----- RECORDS SHOWN

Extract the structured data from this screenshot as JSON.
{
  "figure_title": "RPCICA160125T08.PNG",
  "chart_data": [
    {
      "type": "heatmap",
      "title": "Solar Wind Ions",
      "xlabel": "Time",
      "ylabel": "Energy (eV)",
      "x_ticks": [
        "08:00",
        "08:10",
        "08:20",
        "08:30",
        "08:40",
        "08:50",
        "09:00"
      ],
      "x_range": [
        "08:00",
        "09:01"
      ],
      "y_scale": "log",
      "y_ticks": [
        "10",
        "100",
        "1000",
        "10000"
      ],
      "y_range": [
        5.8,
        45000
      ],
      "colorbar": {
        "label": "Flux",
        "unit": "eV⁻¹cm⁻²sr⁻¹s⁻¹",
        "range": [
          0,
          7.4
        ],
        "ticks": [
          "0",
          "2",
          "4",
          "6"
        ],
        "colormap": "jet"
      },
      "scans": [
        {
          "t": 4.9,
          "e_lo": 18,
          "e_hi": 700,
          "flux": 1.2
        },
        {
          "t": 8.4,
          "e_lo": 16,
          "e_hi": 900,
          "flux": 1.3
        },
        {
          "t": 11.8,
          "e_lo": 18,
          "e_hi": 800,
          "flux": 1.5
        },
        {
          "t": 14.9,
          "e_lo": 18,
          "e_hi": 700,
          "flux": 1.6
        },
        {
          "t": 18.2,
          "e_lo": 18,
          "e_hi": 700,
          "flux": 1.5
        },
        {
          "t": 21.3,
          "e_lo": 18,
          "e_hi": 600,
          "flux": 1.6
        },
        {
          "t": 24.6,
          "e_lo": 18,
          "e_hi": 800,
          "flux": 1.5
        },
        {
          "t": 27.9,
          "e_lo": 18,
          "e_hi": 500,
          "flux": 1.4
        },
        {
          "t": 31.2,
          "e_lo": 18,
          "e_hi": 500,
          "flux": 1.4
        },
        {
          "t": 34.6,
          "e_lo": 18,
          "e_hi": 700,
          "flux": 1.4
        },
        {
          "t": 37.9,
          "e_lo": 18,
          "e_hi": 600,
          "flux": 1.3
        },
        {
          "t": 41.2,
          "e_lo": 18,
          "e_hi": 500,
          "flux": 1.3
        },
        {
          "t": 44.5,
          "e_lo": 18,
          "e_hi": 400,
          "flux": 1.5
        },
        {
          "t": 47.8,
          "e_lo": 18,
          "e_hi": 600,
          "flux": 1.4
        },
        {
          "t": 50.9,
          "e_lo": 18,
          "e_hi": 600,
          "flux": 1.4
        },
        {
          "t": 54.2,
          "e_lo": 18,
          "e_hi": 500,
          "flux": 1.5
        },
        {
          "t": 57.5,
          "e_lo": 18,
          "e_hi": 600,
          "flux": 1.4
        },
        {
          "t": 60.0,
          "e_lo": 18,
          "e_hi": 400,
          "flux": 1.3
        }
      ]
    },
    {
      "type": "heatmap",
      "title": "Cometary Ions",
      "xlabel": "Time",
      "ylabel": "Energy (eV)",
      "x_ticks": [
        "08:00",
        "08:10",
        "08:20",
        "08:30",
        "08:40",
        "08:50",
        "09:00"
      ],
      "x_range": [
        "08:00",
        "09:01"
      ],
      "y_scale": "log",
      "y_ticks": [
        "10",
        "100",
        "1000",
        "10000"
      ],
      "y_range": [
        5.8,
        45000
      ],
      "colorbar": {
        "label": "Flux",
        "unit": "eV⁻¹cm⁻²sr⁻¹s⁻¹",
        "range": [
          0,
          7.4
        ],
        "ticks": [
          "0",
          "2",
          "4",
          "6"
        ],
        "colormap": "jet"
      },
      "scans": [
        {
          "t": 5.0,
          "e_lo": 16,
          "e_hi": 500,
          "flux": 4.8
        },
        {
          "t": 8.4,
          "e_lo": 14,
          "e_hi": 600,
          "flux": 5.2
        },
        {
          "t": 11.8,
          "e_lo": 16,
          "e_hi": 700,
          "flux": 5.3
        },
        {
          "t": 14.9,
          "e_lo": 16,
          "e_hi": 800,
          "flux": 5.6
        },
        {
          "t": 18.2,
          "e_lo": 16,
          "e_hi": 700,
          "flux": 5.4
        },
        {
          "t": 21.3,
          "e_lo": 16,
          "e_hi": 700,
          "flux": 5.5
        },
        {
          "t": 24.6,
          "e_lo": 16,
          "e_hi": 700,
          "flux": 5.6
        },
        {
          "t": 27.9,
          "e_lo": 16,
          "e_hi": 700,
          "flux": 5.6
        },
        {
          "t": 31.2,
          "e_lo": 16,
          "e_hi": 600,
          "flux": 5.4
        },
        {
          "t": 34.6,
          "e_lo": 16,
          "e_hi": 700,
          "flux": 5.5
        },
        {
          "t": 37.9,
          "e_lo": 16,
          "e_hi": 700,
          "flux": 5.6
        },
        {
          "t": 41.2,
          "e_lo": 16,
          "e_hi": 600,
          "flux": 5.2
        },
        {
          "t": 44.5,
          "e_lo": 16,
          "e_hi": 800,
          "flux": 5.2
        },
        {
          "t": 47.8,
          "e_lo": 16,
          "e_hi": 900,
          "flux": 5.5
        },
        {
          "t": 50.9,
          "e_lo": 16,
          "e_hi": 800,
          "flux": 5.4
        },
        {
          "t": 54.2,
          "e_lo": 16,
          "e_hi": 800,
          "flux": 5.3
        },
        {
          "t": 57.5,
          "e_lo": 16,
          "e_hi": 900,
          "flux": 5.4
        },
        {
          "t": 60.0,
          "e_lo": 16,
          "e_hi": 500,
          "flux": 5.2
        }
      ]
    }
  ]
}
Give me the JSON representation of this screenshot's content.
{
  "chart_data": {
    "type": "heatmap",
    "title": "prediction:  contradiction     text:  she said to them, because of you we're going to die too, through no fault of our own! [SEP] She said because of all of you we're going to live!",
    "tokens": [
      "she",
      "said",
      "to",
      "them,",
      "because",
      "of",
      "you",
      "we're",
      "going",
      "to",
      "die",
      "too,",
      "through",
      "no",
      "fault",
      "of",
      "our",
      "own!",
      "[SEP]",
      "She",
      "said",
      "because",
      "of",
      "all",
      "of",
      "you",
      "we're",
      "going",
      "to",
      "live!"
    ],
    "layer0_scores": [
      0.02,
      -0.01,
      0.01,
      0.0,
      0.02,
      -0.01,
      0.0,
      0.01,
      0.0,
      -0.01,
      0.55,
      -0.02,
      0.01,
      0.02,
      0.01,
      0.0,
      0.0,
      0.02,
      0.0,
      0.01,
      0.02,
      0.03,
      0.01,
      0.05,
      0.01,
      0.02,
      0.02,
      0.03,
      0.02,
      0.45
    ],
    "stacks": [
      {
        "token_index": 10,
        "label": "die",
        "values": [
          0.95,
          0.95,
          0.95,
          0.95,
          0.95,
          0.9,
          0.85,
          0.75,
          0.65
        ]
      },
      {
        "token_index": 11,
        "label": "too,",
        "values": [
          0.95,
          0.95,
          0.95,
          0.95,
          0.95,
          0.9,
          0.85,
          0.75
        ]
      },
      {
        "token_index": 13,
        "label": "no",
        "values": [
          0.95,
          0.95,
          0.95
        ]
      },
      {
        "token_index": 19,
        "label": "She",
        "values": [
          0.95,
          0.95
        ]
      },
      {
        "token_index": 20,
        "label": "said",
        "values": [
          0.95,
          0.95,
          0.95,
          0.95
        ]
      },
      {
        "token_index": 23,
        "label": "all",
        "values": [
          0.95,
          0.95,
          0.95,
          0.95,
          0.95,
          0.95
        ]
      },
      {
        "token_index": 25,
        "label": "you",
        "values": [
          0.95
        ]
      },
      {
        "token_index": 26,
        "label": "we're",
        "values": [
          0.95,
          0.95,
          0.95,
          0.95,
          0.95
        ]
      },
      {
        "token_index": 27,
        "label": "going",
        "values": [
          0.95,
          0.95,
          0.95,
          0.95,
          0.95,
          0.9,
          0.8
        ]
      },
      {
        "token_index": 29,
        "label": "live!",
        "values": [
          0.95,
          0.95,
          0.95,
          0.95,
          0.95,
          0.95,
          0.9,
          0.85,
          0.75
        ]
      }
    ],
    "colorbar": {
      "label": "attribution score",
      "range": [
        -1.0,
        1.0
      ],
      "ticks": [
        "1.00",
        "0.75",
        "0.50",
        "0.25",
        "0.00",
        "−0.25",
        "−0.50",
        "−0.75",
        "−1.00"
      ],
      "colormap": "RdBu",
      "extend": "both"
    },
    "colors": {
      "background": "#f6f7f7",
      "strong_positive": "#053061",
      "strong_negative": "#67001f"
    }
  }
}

----------

TASK DETAILS |
Reply with one number only: the count of lines in the entries that contain "live".

IN RESPONSE |
3